Edit the lines below so that every "data-point-hexagon" becomes "data-point-marker", with everything else left unchanged.

Exercise materials ->
------------------------------------------------------------
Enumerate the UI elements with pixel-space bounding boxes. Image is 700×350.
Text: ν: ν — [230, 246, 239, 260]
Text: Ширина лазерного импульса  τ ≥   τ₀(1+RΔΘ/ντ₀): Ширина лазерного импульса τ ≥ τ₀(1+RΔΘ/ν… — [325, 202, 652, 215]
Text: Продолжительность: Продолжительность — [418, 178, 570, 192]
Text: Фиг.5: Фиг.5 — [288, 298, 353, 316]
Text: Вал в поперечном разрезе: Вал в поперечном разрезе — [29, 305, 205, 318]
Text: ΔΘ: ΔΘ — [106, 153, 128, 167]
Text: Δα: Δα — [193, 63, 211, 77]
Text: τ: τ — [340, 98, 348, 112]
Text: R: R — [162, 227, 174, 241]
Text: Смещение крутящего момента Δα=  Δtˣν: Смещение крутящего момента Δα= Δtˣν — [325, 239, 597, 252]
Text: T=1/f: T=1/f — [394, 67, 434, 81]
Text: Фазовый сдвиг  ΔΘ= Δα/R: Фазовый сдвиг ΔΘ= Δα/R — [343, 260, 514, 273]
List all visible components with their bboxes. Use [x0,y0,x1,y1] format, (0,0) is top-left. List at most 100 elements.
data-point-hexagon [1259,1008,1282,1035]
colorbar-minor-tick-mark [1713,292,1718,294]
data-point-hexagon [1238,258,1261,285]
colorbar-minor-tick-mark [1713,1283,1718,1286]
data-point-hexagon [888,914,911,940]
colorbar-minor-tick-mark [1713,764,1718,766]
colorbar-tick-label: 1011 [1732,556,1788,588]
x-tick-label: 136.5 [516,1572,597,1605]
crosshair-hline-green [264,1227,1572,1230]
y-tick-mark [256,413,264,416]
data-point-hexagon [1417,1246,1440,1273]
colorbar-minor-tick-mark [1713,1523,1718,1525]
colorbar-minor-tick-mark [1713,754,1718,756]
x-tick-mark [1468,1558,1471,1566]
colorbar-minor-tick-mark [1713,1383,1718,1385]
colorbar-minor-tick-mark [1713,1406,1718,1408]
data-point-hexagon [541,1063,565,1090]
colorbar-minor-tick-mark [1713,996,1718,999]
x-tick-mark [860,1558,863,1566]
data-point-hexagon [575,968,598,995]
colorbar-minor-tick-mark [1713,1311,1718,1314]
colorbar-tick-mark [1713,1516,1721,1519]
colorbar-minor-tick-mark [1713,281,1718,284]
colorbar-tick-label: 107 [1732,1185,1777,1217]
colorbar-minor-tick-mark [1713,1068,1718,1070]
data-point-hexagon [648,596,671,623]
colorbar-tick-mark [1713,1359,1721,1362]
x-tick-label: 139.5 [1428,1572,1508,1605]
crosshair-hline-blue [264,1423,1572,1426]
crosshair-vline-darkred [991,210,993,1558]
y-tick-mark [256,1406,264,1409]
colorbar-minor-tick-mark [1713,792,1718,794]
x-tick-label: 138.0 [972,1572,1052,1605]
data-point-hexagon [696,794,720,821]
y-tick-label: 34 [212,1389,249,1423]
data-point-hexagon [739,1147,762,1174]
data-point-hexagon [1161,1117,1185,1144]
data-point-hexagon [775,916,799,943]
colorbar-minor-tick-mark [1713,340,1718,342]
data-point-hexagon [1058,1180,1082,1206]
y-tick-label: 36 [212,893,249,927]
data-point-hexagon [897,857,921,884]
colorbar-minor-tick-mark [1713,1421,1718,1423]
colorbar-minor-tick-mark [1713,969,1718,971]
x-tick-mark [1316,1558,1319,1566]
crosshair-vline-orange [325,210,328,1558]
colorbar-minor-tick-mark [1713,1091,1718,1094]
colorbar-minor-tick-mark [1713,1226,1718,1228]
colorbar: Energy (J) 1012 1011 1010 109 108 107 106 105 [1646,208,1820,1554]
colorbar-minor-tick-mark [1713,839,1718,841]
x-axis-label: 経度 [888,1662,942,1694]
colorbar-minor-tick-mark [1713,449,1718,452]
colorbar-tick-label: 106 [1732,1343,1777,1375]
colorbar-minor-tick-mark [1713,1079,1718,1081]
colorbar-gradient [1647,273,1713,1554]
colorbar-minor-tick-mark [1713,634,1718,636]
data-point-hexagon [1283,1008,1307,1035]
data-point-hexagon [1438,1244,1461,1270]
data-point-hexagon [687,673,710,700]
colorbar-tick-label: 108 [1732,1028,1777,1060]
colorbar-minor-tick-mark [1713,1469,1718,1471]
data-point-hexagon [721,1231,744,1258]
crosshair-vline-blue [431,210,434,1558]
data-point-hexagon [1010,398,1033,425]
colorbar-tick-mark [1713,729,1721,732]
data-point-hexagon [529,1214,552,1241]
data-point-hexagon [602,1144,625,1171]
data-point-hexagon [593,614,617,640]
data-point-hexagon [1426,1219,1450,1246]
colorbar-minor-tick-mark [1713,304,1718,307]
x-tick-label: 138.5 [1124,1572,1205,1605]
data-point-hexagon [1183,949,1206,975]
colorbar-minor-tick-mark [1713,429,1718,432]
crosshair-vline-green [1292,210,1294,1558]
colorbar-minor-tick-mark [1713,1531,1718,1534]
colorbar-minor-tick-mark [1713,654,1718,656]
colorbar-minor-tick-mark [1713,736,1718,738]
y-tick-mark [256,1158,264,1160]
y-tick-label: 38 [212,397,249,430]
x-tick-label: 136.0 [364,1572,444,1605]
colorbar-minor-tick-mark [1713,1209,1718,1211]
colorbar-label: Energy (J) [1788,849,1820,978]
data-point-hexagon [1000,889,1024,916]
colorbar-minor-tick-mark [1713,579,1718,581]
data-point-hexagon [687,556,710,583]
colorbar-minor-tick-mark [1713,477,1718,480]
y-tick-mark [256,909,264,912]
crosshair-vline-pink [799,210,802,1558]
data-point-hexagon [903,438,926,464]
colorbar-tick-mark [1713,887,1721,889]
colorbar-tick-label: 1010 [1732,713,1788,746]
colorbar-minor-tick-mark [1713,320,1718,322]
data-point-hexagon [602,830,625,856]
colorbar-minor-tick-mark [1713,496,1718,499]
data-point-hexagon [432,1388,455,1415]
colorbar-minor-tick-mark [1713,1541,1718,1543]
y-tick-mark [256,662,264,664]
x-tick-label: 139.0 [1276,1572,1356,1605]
------------------------------------------------------------
Full response ->
Enumerate the UI elements with pixel-space bounding boxes. Image is 700×350.
Text: ν: ν — [230, 246, 239, 260]
Text: Ширина лазерного импульса  τ ≥   τ₀(1+RΔΘ/ντ₀): Ширина лазерного импульса τ ≥ τ₀(1+RΔΘ/ν… — [325, 202, 652, 215]
Text: Продолжительность: Продолжительность — [418, 178, 570, 192]
Text: Фиг.5: Фиг.5 — [288, 298, 353, 316]
Text: Вал в поперечном разрезе: Вал в поперечном разрезе — [29, 305, 205, 318]
Text: ΔΘ: ΔΘ — [106, 153, 128, 167]
Text: Δα: Δα — [193, 63, 211, 77]
Text: τ: τ — [340, 98, 348, 112]
Text: R: R — [162, 227, 174, 241]
Text: Смещение крутящего момента Δα=  Δtˣν: Смещение крутящего момента Δα= Δtˣν — [325, 239, 597, 252]
Text: T=1/f: T=1/f — [394, 67, 434, 81]
Text: Фазовый сдвиг  ΔΘ= Δα/R: Фазовый сдвиг ΔΘ= Δα/R — [343, 260, 514, 273]
List all visible components with their bboxes. Use [x0,y0,x1,y1] format, (0,0) is top-left. List at most 100 elements.
data-point-marker [1259,1008,1282,1035]
colorbar-minor-tick-mark [1713,292,1718,294]
data-point-marker [1238,258,1261,285]
colorbar-minor-tick-mark [1713,1283,1718,1286]
data-point-marker [888,914,911,940]
colorbar-minor-tick-mark [1713,764,1718,766]
colorbar-tick-label: 1011 [1732,556,1788,588]
x-tick-label: 136.5 [516,1572,597,1605]
crosshair-hline-green [264,1227,1572,1230]
y-tick-mark [256,413,264,416]
data-point-marker [1417,1246,1440,1273]
colorbar-minor-tick-mark [1713,1523,1718,1525]
colorbar-minor-tick-mark [1713,754,1718,756]
x-tick-mark [1468,1558,1471,1566]
colorbar-minor-tick-mark [1713,1383,1718,1385]
colorbar-minor-tick-mark [1713,1406,1718,1408]
data-point-marker [541,1063,565,1090]
colorbar-minor-tick-mark [1713,996,1718,999]
x-tick-mark [860,1558,863,1566]
data-point-marker [575,968,598,995]
colorbar-minor-tick-mark [1713,1311,1718,1314]
colorbar-tick-mark [1713,1516,1721,1519]
colorbar-minor-tick-mark [1713,281,1718,284]
colorbar-tick-label: 107 [1732,1185,1777,1217]
colorbar-minor-tick-mark [1713,1068,1718,1070]
data-point-marker [648,596,671,623]
colorbar-tick-mark [1713,1359,1721,1362]
x-tick-label: 139.5 [1428,1572,1508,1605]
crosshair-hline-blue [264,1423,1572,1426]
crosshair-vline-darkred [991,210,993,1558]
y-tick-mark [256,1406,264,1409]
colorbar-minor-tick-mark [1713,792,1718,794]
x-tick-label: 138.0 [972,1572,1052,1605]
data-point-marker [696,794,720,821]
y-tick-label: 34 [212,1389,249,1423]
data-point-marker [739,1147,762,1174]
data-point-marker [1161,1117,1185,1144]
data-point-marker [775,916,799,943]
colorbar-minor-tick-mark [1713,340,1718,342]
data-point-marker [1058,1180,1082,1206]
y-tick-label: 36 [212,893,249,927]
data-point-marker [897,857,921,884]
colorbar-minor-tick-mark [1713,1421,1718,1423]
colorbar-minor-tick-mark [1713,969,1718,971]
x-tick-mark [1316,1558,1319,1566]
crosshair-vline-orange [325,210,328,1558]
colorbar-minor-tick-mark [1713,1091,1718,1094]
colorbar-minor-tick-mark [1713,1226,1718,1228]
colorbar: Energy (J) 1012 1011 1010 109 108 107 106 105 [1646,208,1820,1554]
colorbar-minor-tick-mark [1713,839,1718,841]
x-axis-label: 経度 [888,1662,942,1694]
colorbar-minor-tick-mark [1713,449,1718,452]
colorbar-tick-label: 106 [1732,1343,1777,1375]
colorbar-minor-tick-mark [1713,1079,1718,1081]
colorbar-gradient [1647,273,1713,1554]
colorbar-minor-tick-mark [1713,634,1718,636]
data-point-marker [1283,1008,1307,1035]
data-point-marker [1438,1244,1461,1270]
data-point-marker [687,673,710,700]
colorbar-tick-label: 108 [1732,1028,1777,1060]
colorbar-minor-tick-mark [1713,1469,1718,1471]
data-point-marker [721,1231,744,1258]
crosshair-vline-blue [431,210,434,1558]
data-point-marker [1010,398,1033,425]
colorbar-tick-mark [1713,729,1721,732]
data-point-marker [529,1214,552,1241]
data-point-marker [602,1144,625,1171]
data-point-marker [593,614,617,640]
data-point-marker [1426,1219,1450,1246]
colorbar-minor-tick-mark [1713,304,1718,307]
x-tick-label: 138.5 [1124,1572,1205,1605]
data-point-marker [1183,949,1206,975]
colorbar-minor-tick-mark [1713,429,1718,432]
crosshair-vline-green [1292,210,1294,1558]
colorbar-minor-tick-mark [1713,1531,1718,1534]
colorbar-minor-tick-mark [1713,654,1718,656]
colorbar-minor-tick-mark [1713,736,1718,738]
y-tick-mark [256,1158,264,1160]
y-tick-label: 38 [212,397,249,430]
x-tick-label: 136.0 [364,1572,444,1605]
colorbar-minor-tick-mark [1713,1209,1718,1211]
colorbar-label: Energy (J) [1788,849,1820,978]
data-point-marker [1000,889,1024,916]
colorbar-minor-tick-mark [1713,579,1718,581]
data-point-marker [687,556,710,583]
colorbar-minor-tick-mark [1713,477,1718,480]
y-tick-mark [256,909,264,912]
crosshair-vline-pink [799,210,802,1558]
data-point-marker [903,438,926,464]
colorbar-tick-mark [1713,887,1721,889]
colorbar-tick-label: 1010 [1732,713,1788,746]
colorbar-minor-tick-mark [1713,320,1718,322]
data-point-marker [602,830,625,856]
colorbar-minor-tick-mark [1713,496,1718,499]
data-point-marker [432,1388,455,1415]
colorbar-minor-tick-mark [1713,1541,1718,1543]
y-tick-mark [256,662,264,664]
x-tick-label: 139.0 [1276,1572,1356,1605]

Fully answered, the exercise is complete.